▸ **What to produce**:
Output all the material that follows, exactly as given.

:: Input data

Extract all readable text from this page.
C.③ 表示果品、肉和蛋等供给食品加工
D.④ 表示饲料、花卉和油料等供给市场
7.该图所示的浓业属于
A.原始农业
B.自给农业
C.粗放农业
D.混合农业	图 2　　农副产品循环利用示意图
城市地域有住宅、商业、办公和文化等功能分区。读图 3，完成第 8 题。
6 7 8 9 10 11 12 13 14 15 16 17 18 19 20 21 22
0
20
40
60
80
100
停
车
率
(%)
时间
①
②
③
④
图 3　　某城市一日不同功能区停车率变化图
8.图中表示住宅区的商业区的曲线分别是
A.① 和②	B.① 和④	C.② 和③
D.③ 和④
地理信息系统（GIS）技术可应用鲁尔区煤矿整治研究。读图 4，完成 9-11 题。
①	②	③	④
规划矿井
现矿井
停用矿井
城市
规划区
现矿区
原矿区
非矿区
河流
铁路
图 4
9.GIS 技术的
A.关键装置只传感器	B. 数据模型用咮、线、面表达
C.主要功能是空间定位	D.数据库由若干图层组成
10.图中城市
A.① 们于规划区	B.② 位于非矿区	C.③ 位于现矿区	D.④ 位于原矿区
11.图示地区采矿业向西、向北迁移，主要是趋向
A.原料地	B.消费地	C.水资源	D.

::::

▸ **Problem solution**:
Extract all readable text from this page.
C.③ 表示果品、肉和蛋等供给食品加工
D.④ 表示饲料、花卉和油料等供给市场
7.该图所示的浓业属于
A.原始农业
B.自给农业
C.粗放农业
D.混合农业	图 2　　农副产品循环利用示意图
城市地域有住宅、商业、办公和文化等功能分区。读图 3，完成第 8 题。
6 7 8 9 10 11 12 13 14 15 16 17 18 19 20 21 22
0
20
40
60
80
100
停
车
率
(%)
时间
①
②
③
④
图 3　　某城市一日不同功能区停车率变化图
8.图中表示住宅区的商业区的曲线分别是
A.① 和②	B.① 和④	C.② 和③
D.③ 和④
地理信息系统（GIS）技术可应用鲁尔区煤矿整治研究。读图 4，完成 9-11 题。
①	②	③	④
规划矿井
现矿井
停用矿井
城市
规划区
现矿区
原矿区
非矿区
河流
铁路
图 4
9.GIS 技术的
A.关键装置只传感器	B. 数据模型用咮、线、面表达
C.主要功能是空间定位	D.数据库由若干图层组成
10.图中城市
A.① 们于规划区	B.② 位于非矿区	C.③ 位于现矿区	D.④ 位于原矿区
11.图示地区采矿业向西、向北迁移，主要是趋向
A.原料地	B.消费地	C.水资源	D.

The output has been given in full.